[Dataset records]
• • • •
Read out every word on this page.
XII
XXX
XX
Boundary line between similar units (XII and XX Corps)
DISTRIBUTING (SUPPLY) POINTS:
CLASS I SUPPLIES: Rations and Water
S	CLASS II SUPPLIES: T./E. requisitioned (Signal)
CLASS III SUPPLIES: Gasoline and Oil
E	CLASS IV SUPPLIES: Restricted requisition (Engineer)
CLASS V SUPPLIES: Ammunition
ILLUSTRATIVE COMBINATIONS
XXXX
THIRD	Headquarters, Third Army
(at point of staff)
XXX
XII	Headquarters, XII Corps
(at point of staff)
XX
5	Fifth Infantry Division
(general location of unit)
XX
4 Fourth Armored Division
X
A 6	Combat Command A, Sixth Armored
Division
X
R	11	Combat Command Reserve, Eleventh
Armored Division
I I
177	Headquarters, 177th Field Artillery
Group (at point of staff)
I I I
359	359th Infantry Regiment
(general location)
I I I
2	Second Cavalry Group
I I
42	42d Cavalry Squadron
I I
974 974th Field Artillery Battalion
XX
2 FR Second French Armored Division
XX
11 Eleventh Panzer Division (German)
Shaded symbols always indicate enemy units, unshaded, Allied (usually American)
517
• • • •
> _WHAT IS NEEDED_: All of the entries above must be quoted exactly.

> _TASK OUTPUT_:
Read out every word on this page.
XII
XXX
XX
Boundary line between similar units (XII and XX Corps)
DISTRIBUTING (SUPPLY) POINTS:
CLASS I SUPPLIES: Rations and Water
S	CLASS II SUPPLIES: T./E. requisitioned (Signal)
CLASS III SUPPLIES: Gasoline and Oil
E	CLASS IV SUPPLIES: Restricted requisition (Engineer)
CLASS V SUPPLIES: Ammunition
ILLUSTRATIVE COMBINATIONS
XXXX
THIRD	Headquarters, Third Army
(at point of staff)
XXX
XII	Headquarters, XII Corps
(at point of staff)
XX
5	Fifth Infantry Division
(general location of unit)
XX
4 Fourth Armored Division
X
A 6	Combat Command A, Sixth Armored
Division
X
R	11	Combat Command Reserve, Eleventh
Armored Division
I I
177	Headquarters, 177th Field Artillery
Group (at point of staff)
I I I
359	359th Infantry Regiment
(general location)
I I I
2	Second Cavalry Group
I I
42	42d Cavalry Squadron
I I
974 974th Field Artillery Battalion
XX
2 FR Second French Armored Division
XX
11 Eleventh Panzer Division (German)
Shaded symbols always indicate enemy units, unshaded, Allied (usually American)
517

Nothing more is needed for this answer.